> _Dataset excerpt_
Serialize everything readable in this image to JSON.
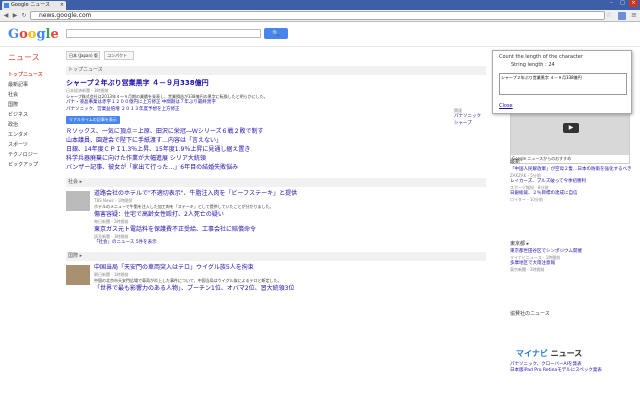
{
  "browser": {
    "tab_title": "Google ニュース",
    "url": "news.google.com",
    "colors": {
      "tabbar": "#3c5fa8",
      "accent": "#4787ed"
    }
  },
  "header": {
    "logo_letters": [
      "G",
      "o",
      "o",
      "g",
      "l",
      "e"
    ],
    "search_button": "🔍",
    "news_label": "ニュース",
    "edition_label": "日本 (Japan) 版",
    "layout_label": "コンパクト"
  },
  "sidenav": [
    "トップニュース",
    "最新記事",
    "社会",
    "国際",
    "ビジネス",
    "政治",
    "エンタメ",
    "スポーツ",
    "テクノロジー",
    "ピックアップ"
  ],
  "top": {
    "section": "トップニュース",
    "lead_title": "シャープ２年ぶり営業黒字 ４－９月338億円",
    "lead_source": "日本経済新聞 - 3時間前",
    "lead_snippet": "シャープ株式会社は2013年４～９月期の業績を発表し、営業損益が338億円の黒字に転換したと明らかにした。",
    "related": [
      "パナ・液晶事業は赤字１２００億円に上方修正 中間期は７年ぶり最終黒字",
      "パナソニック、営業益倍増 ２０１３年度予想を上方修正"
    ],
    "badge": "リアルタイムの記事を表示",
    "headlines": [
      "Ｒソックス、一気に頂点＝上原、田沢に栄冠―Ｗシリーズ６戦２敗で制す",
      "山本議員、園遊会で陛下に手紙渡す…内容は「言えない」",
      "日銀、14年度ＣＰＩ1.3％上昇、15年度1.9％上昇に見通し据え置き",
      "科学兵器廃棄に向けた作業が大幅進展 シリア大統領",
      "バンザー記事、彼女が「家出て行った…」6年目の結婚失敗悩み"
    ],
    "side_label": "関連",
    "side_links": [
      "パナソニック",
      "シャープ"
    ]
  },
  "society": {
    "section": "社会 ▸",
    "items": [
      {
        "title": "道路会社のホテルで\"不適切表示\"、牛脂注入肉を「ビーフステーキ」と提供",
        "source": "TBS News - 1時間前",
        "snippet": "ホテルのメニューで牛脂を注入した加工肉を「ステーキ」として提供していたことが分かりました。"
      },
      {
        "title": "傷害容疑：住宅で高齢女性殴打、2人死亡の疑い",
        "source": "毎日新聞 - 2時間前",
        "snippet": ""
      },
      {
        "title": "東京ガス元ト電話料を保護費不正受給、工事会社に賠償命令",
        "source": "読売新聞 - 3時間前",
        "snippet": ""
      }
    ],
    "more": "「社会」のニュース 5件を表示"
  },
  "world": {
    "section": "国際 ▸",
    "items": [
      {
        "title": "中国当局「天安門の車両突入はテロ」ウイグル族5人を拘束",
        "source": "朝日新聞 - 1時間前",
        "snippet": "中国の北京市天安門広場で車両が炎上した事件について、中国当局はウイグル族によるテロと断定した。"
      },
      {
        "title": "「世界で最も影響力のある人物」、プーチン1位、オバマ2位、習大統領3位",
        "source": "",
        "snippet": ""
      }
    ]
  },
  "right": {
    "video_caption": "Google ニュースからのおすすめ",
    "recent_title": "最新",
    "recent": [
      {
        "title": "「中国人民解放軍」が空母２隻…日本の防衛を強化するべき",
        "src": "ZAKZAK - 5分前"
      },
      {
        "title": "レイカーズ、ブルズ破って今季初勝利",
        "src": "スポーツ報知 - 8分前"
      },
      {
        "title": "日銀総裁、２％目標の達成に自信",
        "src": "ロイター - 10分前"
      }
    ],
    "tokyo_title": "東京都 ▸",
    "tokyo": [
      {
        "title": "東京都世田谷区でシンポジウム開催",
        "src": "マイナビニュース - 1時間前"
      },
      {
        "title": "多摩地区で大雨注意報",
        "src": "東京新聞 - 2時間前"
      }
    ],
    "sponsor_title": "協賛社のニュース",
    "sponsor_brand_1": "マイナビ",
    "sponsor_brand_2": "ニュース",
    "sponsor_links": [
      "パナソニック、クローバーAIを発表",
      "日本版iPad Pro Retinaモデルにスペック発表"
    ]
  },
  "popup": {
    "heading": "Count the length of the character",
    "length_label": "String length :",
    "length_value": "24",
    "text_value": "シャープ２年ぶり営業黒字 ４－９月338億円",
    "close_label": "Close"
  }
}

> _Given request_
Reproduce the material word for word, minus the images.

> _Solution to this task_
Serialize everything readable in this image to JSON.
{
  "browser": {
    "tab_title": "Google ニュース",
    "url": "news.google.com",
    "colors": {
      "tabbar": "#3c5fa8",
      "accent": "#4787ed"
    }
  },
  "header": {
    "logo_letters": [
      "G",
      "o",
      "o",
      "g",
      "l",
      "e"
    ],
    "search_button": "🔍",
    "news_label": "ニュース",
    "edition_label": "日本 (Japan) 版",
    "layout_label": "コンパクト"
  },
  "sidenav": [
    "トップニュース",
    "最新記事",
    "社会",
    "国際",
    "ビジネス",
    "政治",
    "エンタメ",
    "スポーツ",
    "テクノロジー",
    "ピックアップ"
  ],
  "top": {
    "section": "トップニュース",
    "lead_title": "シャープ２年ぶり営業黒字 ４－９月338億円",
    "lead_source": "日本経済新聞 - 3時間前",
    "lead_snippet": "シャープ株式会社は2013年４～９月期の業績を発表し、営業損益が338億円の黒字に転換したと明らかにした。",
    "related": [
      "パナ・液晶事業は赤字１２００億円に上方修正 中間期は７年ぶり最終黒字",
      "パナソニック、営業益倍増 ２０１３年度予想を上方修正"
    ],
    "badge": "リアルタイムの記事を表示",
    "headlines": [
      "Ｒソックス、一気に頂点＝上原、田沢に栄冠―Ｗシリーズ６戦２敗で制す",
      "山本議員、園遊会で陛下に手紙渡す…内容は「言えない」",
      "日銀、14年度ＣＰＩ1.3％上昇、15年度1.9％上昇に見通し据え置き",
      "科学兵器廃棄に向けた作業が大幅進展 シリア大統領",
      "バンザー記事、彼女が「家出て行った…」6年目の結婚失敗悩み"
    ],
    "side_label": "関連",
    "side_links": [
      "パナソニック",
      "シャープ"
    ]
  },
  "society": {
    "section": "社会 ▸",
    "items": [
      {
        "title": "道路会社のホテルで\"不適切表示\"、牛脂注入肉を「ビーフステーキ」と提供",
        "source": "TBS News - 1時間前",
        "snippet": "ホテルのメニューで牛脂を注入した加工肉を「ステーキ」として提供していたことが分かりました。"
      },
      {
        "title": "傷害容疑：住宅で高齢女性殴打、2人死亡の疑い",
        "source": "毎日新聞 - 2時間前",
        "snippet": ""
      },
      {
        "title": "東京ガス元ト電話料を保護費不正受給、工事会社に賠償命令",
        "source": "読売新聞 - 3時間前",
        "snippet": ""
      }
    ],
    "more": "「社会」のニュース 5件を表示"
  },
  "world": {
    "section": "国際 ▸",
    "items": [
      {
        "title": "中国当局「天安門の車両突入はテロ」ウイグル族5人を拘束",
        "source": "朝日新聞 - 1時間前",
        "snippet": "中国の北京市天安門広場で車両が炎上した事件について、中国当局はウイグル族によるテロと断定した。"
      },
      {
        "title": "「世界で最も影響力のある人物」、プーチン1位、オバマ2位、習大統領3位",
        "source": "",
        "snippet": ""
      }
    ]
  },
  "right": {
    "video_caption": "Google ニュースからのおすすめ",
    "recent_title": "最新",
    "recent": [
      {
        "title": "「中国人民解放軍」が空母２隻…日本の防衛を強化するべき",
        "src": "ZAKZAK - 5分前"
      },
      {
        "title": "レイカーズ、ブルズ破って今季初勝利",
        "src": "スポーツ報知 - 8分前"
      },
      {
        "title": "日銀総裁、２％目標の達成に自信",
        "src": "ロイター - 10分前"
      }
    ],
    "tokyo_title": "東京都 ▸",
    "tokyo": [
      {
        "title": "東京都世田谷区でシンポジウム開催",
        "src": "マイナビニュース - 1時間前"
      },
      {
        "title": "多摩地区で大雨注意報",
        "src": "東京新聞 - 2時間前"
      }
    ],
    "sponsor_title": "協賛社のニュース",
    "sponsor_brand_1": "マイナビ",
    "sponsor_brand_2": "ニュース",
    "sponsor_links": [
      "パナソニック、クローバーAIを発表",
      "日本版iPad Pro Retinaモデルにスペック発表"
    ]
  },
  "popup": {
    "heading": "Count the length of the character",
    "length_label": "String length :",
    "length_value": "24",
    "text_value": "シャープ２年ぶり営業黒字 ４－９月338億円",
    "close_label": "Close"
  }
}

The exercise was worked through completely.